Problem statement.
Find the lines that include the string "screenshot" and report how many there are. Give no other text.

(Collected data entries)
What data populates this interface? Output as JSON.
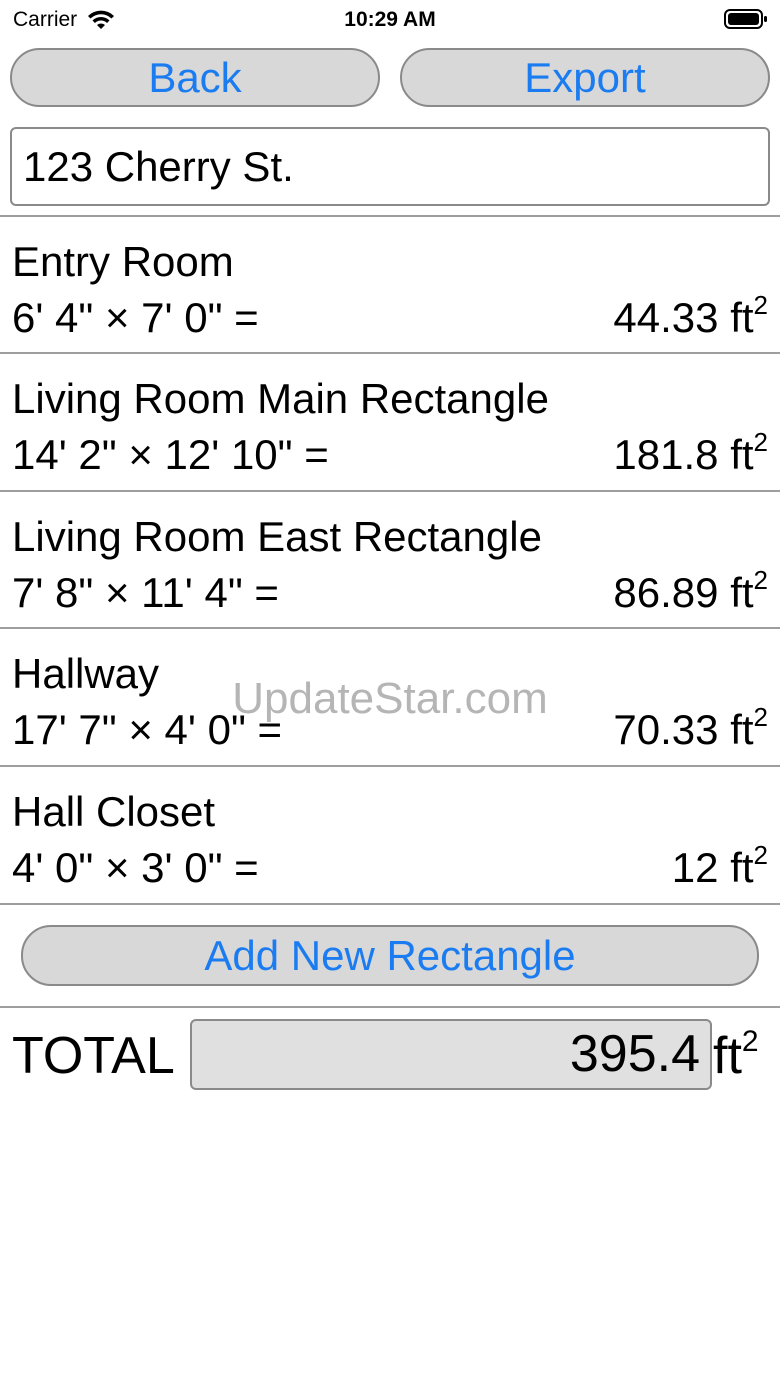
{
  "status_bar": {
    "carrier": "Carrier",
    "time": "10:29 AM",
    "wifi_icon": "wifi-icon",
    "battery_icon": "battery-icon"
  },
  "toolbar": {
    "back_label": "Back",
    "export_label": "Export"
  },
  "address": {
    "value": "123 Cherry St."
  },
  "unit": "ft",
  "unit_exponent": "2",
  "rooms": [
    {
      "name": "Entry Room",
      "dimensions": "6' 4\" × 7' 0\" =",
      "area": "44.33"
    },
    {
      "name": "Living Room Main Rectangle",
      "dimensions": "14' 2\" × 12' 10\" =",
      "area": "181.8"
    },
    {
      "name": "Living Room East Rectangle",
      "dimensions": "7' 8\" × 11' 4\" =",
      "area": "86.89"
    },
    {
      "name": "Hallway",
      "dimensions": "17' 7\" × 4' 0\" =",
      "area": "70.33"
    },
    {
      "name": "Hall Closet",
      "dimensions": "4' 0\" × 3' 0\" =",
      "area": "12"
    }
  ],
  "add_button_label": "Add New Rectangle",
  "total": {
    "label": "TOTAL",
    "value": "395.4"
  },
  "watermark": "UpdateStar.com",
  "colors": {
    "accent": "#1a7cf0",
    "button_fill": "#d8d8d8",
    "border": "#8a8a8a"
  }
}
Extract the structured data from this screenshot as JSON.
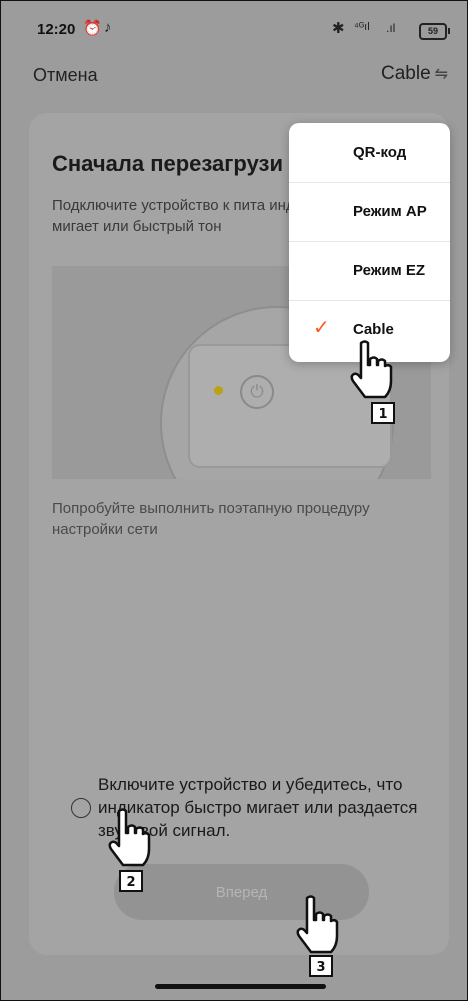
{
  "status_bar": {
    "time": "12:20",
    "icons": [
      "alarm-icon",
      "tiktok-icon",
      "bluetooth-icon",
      "signal-4g-icon",
      "signal-icon",
      "battery-icon"
    ],
    "battery": "59"
  },
  "top_bar": {
    "cancel": "Отмена",
    "mode": "Cable"
  },
  "card": {
    "title": "Сначала перезагрузи",
    "description": "Подключите устройство к пита индикатор быстро мигает или быстрый тон",
    "hint": "Попробуйте выполнить поэтапную процедуру настройки сети",
    "confirm": "Включите устройство и убедитесь, что индикатор быстро мигает или раздается звуковой сигнал.",
    "next_button": "Вперед"
  },
  "menu": {
    "items": [
      {
        "label": "QR-код",
        "selected": false
      },
      {
        "label": "Режим AP",
        "selected": false
      },
      {
        "label": "Режим EZ",
        "selected": false
      },
      {
        "label": "Cable",
        "selected": true
      }
    ],
    "check_color": "#ff5a1f"
  },
  "steps": [
    "1",
    "2",
    "3"
  ]
}
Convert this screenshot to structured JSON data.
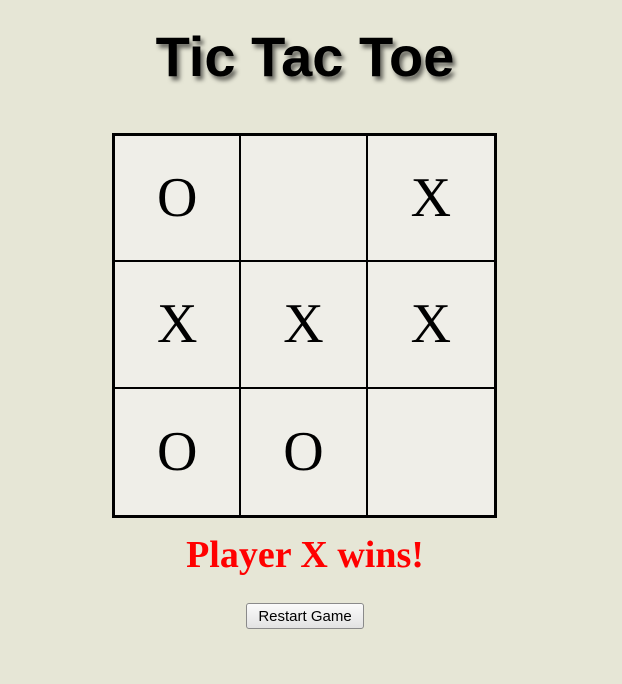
{
  "title": "Tic Tac Toe",
  "board": [
    [
      "O",
      "",
      "X"
    ],
    [
      "X",
      "X",
      "X"
    ],
    [
      "O",
      "O",
      ""
    ]
  ],
  "status": {
    "text": "Player X wins!",
    "color": "#ff0000"
  },
  "restart_label": "Restart Game"
}
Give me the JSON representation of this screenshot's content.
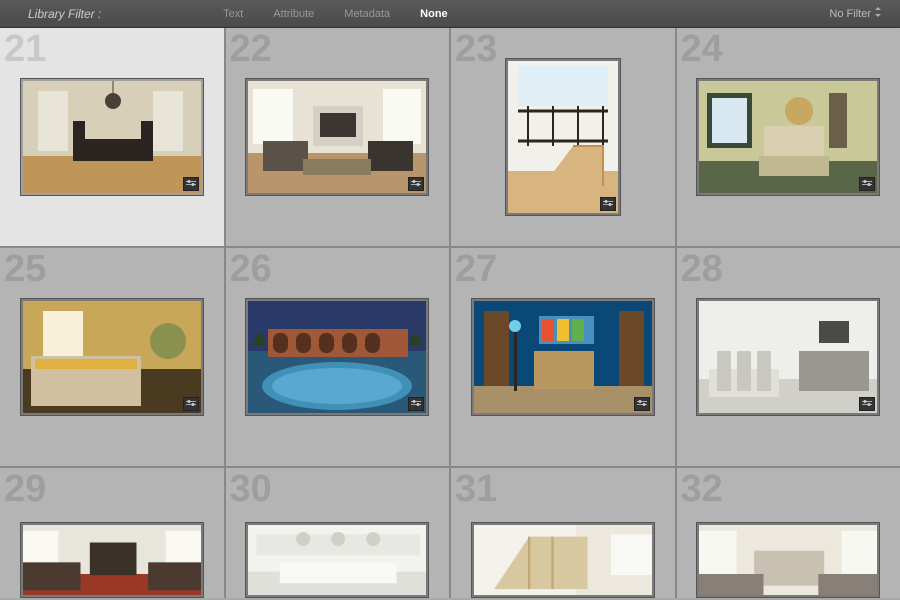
{
  "toolbar": {
    "label": "Library Filter :",
    "tabs": [
      {
        "label": "Text",
        "active": false
      },
      {
        "label": "Attribute",
        "active": false
      },
      {
        "label": "Metadata",
        "active": false
      },
      {
        "label": "None",
        "active": true
      }
    ],
    "no_filter_label": "No Filter"
  },
  "grid": {
    "selected_index": 0,
    "cells": [
      {
        "num": "21",
        "desc": "dining-room"
      },
      {
        "num": "22",
        "desc": "living-room"
      },
      {
        "num": "23",
        "desc": "staircase",
        "tall": true
      },
      {
        "num": "24",
        "desc": "bedroom-green"
      },
      {
        "num": "25",
        "desc": "bedroom-warm"
      },
      {
        "num": "26",
        "desc": "pool-dusk"
      },
      {
        "num": "27",
        "desc": "blue-living-room"
      },
      {
        "num": "28",
        "desc": "white-living-room"
      },
      {
        "num": "29",
        "desc": "living-room-red",
        "partial": true
      },
      {
        "num": "30",
        "desc": "kitchen-white",
        "partial": true
      },
      {
        "num": "31",
        "desc": "staircase-white",
        "partial": true
      },
      {
        "num": "32",
        "desc": "living-room-large",
        "partial": true
      }
    ]
  },
  "icons": {
    "adjustments": "adjustments-icon",
    "dropdown": "dropdown-icon"
  }
}
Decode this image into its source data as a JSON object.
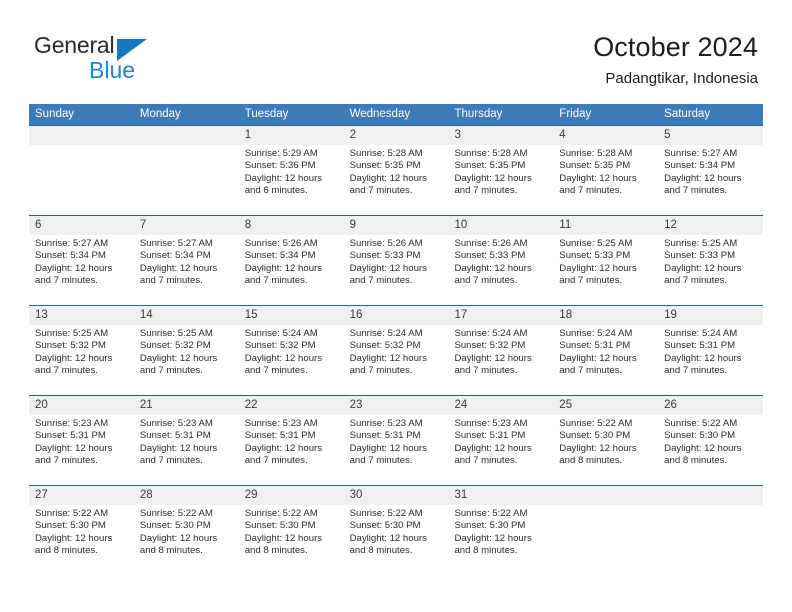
{
  "brand": {
    "word_top": "General",
    "word_bottom": "Blue",
    "accent_dark": "#1878be",
    "accent_light": "#1b86d4"
  },
  "header": {
    "title": "October 2024",
    "subtitle": "Padangtikar, Indonesia"
  },
  "theme": {
    "header_blue": "#3b7cb8",
    "row_divider_blue": "#2a6096",
    "day_number_band": "#f0f0f0"
  },
  "weekday_headers": [
    "Sunday",
    "Monday",
    "Tuesday",
    "Wednesday",
    "Thursday",
    "Friday",
    "Saturday"
  ],
  "weeks": [
    {
      "numbers": [
        "",
        "",
        "1",
        "2",
        "3",
        "4",
        "5"
      ],
      "cells": [
        {
          "l1": "",
          "l2": "",
          "l3": "",
          "l4": ""
        },
        {
          "l1": "",
          "l2": "",
          "l3": "",
          "l4": ""
        },
        {
          "l1": "Sunrise: 5:29 AM",
          "l2": "Sunset: 5:36 PM",
          "l3": "Daylight: 12 hours",
          "l4": "and 6 minutes."
        },
        {
          "l1": "Sunrise: 5:28 AM",
          "l2": "Sunset: 5:35 PM",
          "l3": "Daylight: 12 hours",
          "l4": "and 7 minutes."
        },
        {
          "l1": "Sunrise: 5:28 AM",
          "l2": "Sunset: 5:35 PM",
          "l3": "Daylight: 12 hours",
          "l4": "and 7 minutes."
        },
        {
          "l1": "Sunrise: 5:28 AM",
          "l2": "Sunset: 5:35 PM",
          "l3": "Daylight: 12 hours",
          "l4": "and 7 minutes."
        },
        {
          "l1": "Sunrise: 5:27 AM",
          "l2": "Sunset: 5:34 PM",
          "l3": "Daylight: 12 hours",
          "l4": "and 7 minutes."
        }
      ]
    },
    {
      "numbers": [
        "6",
        "7",
        "8",
        "9",
        "10",
        "11",
        "12"
      ],
      "cells": [
        {
          "l1": "Sunrise: 5:27 AM",
          "l2": "Sunset: 5:34 PM",
          "l3": "Daylight: 12 hours",
          "l4": "and 7 minutes."
        },
        {
          "l1": "Sunrise: 5:27 AM",
          "l2": "Sunset: 5:34 PM",
          "l3": "Daylight: 12 hours",
          "l4": "and 7 minutes."
        },
        {
          "l1": "Sunrise: 5:26 AM",
          "l2": "Sunset: 5:34 PM",
          "l3": "Daylight: 12 hours",
          "l4": "and 7 minutes."
        },
        {
          "l1": "Sunrise: 5:26 AM",
          "l2": "Sunset: 5:33 PM",
          "l3": "Daylight: 12 hours",
          "l4": "and 7 minutes."
        },
        {
          "l1": "Sunrise: 5:26 AM",
          "l2": "Sunset: 5:33 PM",
          "l3": "Daylight: 12 hours",
          "l4": "and 7 minutes."
        },
        {
          "l1": "Sunrise: 5:25 AM",
          "l2": "Sunset: 5:33 PM",
          "l3": "Daylight: 12 hours",
          "l4": "and 7 minutes."
        },
        {
          "l1": "Sunrise: 5:25 AM",
          "l2": "Sunset: 5:33 PM",
          "l3": "Daylight: 12 hours",
          "l4": "and 7 minutes."
        }
      ]
    },
    {
      "numbers": [
        "13",
        "14",
        "15",
        "16",
        "17",
        "18",
        "19"
      ],
      "cells": [
        {
          "l1": "Sunrise: 5:25 AM",
          "l2": "Sunset: 5:32 PM",
          "l3": "Daylight: 12 hours",
          "l4": "and 7 minutes."
        },
        {
          "l1": "Sunrise: 5:25 AM",
          "l2": "Sunset: 5:32 PM",
          "l3": "Daylight: 12 hours",
          "l4": "and 7 minutes."
        },
        {
          "l1": "Sunrise: 5:24 AM",
          "l2": "Sunset: 5:32 PM",
          "l3": "Daylight: 12 hours",
          "l4": "and 7 minutes."
        },
        {
          "l1": "Sunrise: 5:24 AM",
          "l2": "Sunset: 5:32 PM",
          "l3": "Daylight: 12 hours",
          "l4": "and 7 minutes."
        },
        {
          "l1": "Sunrise: 5:24 AM",
          "l2": "Sunset: 5:32 PM",
          "l3": "Daylight: 12 hours",
          "l4": "and 7 minutes."
        },
        {
          "l1": "Sunrise: 5:24 AM",
          "l2": "Sunset: 5:31 PM",
          "l3": "Daylight: 12 hours",
          "l4": "and 7 minutes."
        },
        {
          "l1": "Sunrise: 5:24 AM",
          "l2": "Sunset: 5:31 PM",
          "l3": "Daylight: 12 hours",
          "l4": "and 7 minutes."
        }
      ]
    },
    {
      "numbers": [
        "20",
        "21",
        "22",
        "23",
        "24",
        "25",
        "26"
      ],
      "cells": [
        {
          "l1": "Sunrise: 5:23 AM",
          "l2": "Sunset: 5:31 PM",
          "l3": "Daylight: 12 hours",
          "l4": "and 7 minutes."
        },
        {
          "l1": "Sunrise: 5:23 AM",
          "l2": "Sunset: 5:31 PM",
          "l3": "Daylight: 12 hours",
          "l4": "and 7 minutes."
        },
        {
          "l1": "Sunrise: 5:23 AM",
          "l2": "Sunset: 5:31 PM",
          "l3": "Daylight: 12 hours",
          "l4": "and 7 minutes."
        },
        {
          "l1": "Sunrise: 5:23 AM",
          "l2": "Sunset: 5:31 PM",
          "l3": "Daylight: 12 hours",
          "l4": "and 7 minutes."
        },
        {
          "l1": "Sunrise: 5:23 AM",
          "l2": "Sunset: 5:31 PM",
          "l3": "Daylight: 12 hours",
          "l4": "and 7 minutes."
        },
        {
          "l1": "Sunrise: 5:22 AM",
          "l2": "Sunset: 5:30 PM",
          "l3": "Daylight: 12 hours",
          "l4": "and 8 minutes."
        },
        {
          "l1": "Sunrise: 5:22 AM",
          "l2": "Sunset: 5:30 PM",
          "l3": "Daylight: 12 hours",
          "l4": "and 8 minutes."
        }
      ]
    },
    {
      "numbers": [
        "27",
        "28",
        "29",
        "30",
        "31",
        "",
        ""
      ],
      "cells": [
        {
          "l1": "Sunrise: 5:22 AM",
          "l2": "Sunset: 5:30 PM",
          "l3": "Daylight: 12 hours",
          "l4": "and 8 minutes."
        },
        {
          "l1": "Sunrise: 5:22 AM",
          "l2": "Sunset: 5:30 PM",
          "l3": "Daylight: 12 hours",
          "l4": "and 8 minutes."
        },
        {
          "l1": "Sunrise: 5:22 AM",
          "l2": "Sunset: 5:30 PM",
          "l3": "Daylight: 12 hours",
          "l4": "and 8 minutes."
        },
        {
          "l1": "Sunrise: 5:22 AM",
          "l2": "Sunset: 5:30 PM",
          "l3": "Daylight: 12 hours",
          "l4": "and 8 minutes."
        },
        {
          "l1": "Sunrise: 5:22 AM",
          "l2": "Sunset: 5:30 PM",
          "l3": "Daylight: 12 hours",
          "l4": "and 8 minutes."
        },
        {
          "l1": "",
          "l2": "",
          "l3": "",
          "l4": ""
        },
        {
          "l1": "",
          "l2": "",
          "l3": "",
          "l4": ""
        }
      ]
    }
  ]
}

Task response.
3